# Start of MATERIAL TO PROCESS

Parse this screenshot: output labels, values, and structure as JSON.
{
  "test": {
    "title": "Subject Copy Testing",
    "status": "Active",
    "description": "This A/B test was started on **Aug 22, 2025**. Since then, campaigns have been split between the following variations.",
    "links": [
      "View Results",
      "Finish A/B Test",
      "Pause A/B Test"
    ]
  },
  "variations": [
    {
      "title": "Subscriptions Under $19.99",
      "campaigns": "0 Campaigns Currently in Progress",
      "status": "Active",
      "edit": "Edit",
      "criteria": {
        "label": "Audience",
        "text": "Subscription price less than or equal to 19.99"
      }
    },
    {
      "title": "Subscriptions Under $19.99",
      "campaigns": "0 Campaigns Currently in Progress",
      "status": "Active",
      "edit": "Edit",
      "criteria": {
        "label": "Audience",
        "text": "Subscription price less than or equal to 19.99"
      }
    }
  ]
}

# End of MATERIAL TO PROCESS

PROBLEM TO SOLVE
Extract the whole listing, character for character.

SOLUTION TO THE PROBLEM
Parse this screenshot: output labels, values, and structure as JSON.
{
  "test": {
    "title": "Subject Copy Testing",
    "status": "Active",
    "description": "This A/B test was started on **Aug 22, 2025**. Since then, campaigns have been split between the following variations.",
    "links": [
      "View Results",
      "Finish A/B Test",
      "Pause A/B Test"
    ]
  },
  "variations": [
    {
      "title": "Subscriptions Under $19.99",
      "campaigns": "0 Campaigns Currently in Progress",
      "status": "Active",
      "edit": "Edit",
      "criteria": {
        "label": "Audience",
        "text": "Subscription price less than or equal to 19.99"
      }
    },
    {
      "title": "Subscriptions Under $19.99",
      "campaigns": "0 Campaigns Currently in Progress",
      "status": "Active",
      "edit": "Edit",
      "criteria": {
        "label": "Audience",
        "text": "Subscription price less than or equal to 19.99"
      }
    }
  ]
}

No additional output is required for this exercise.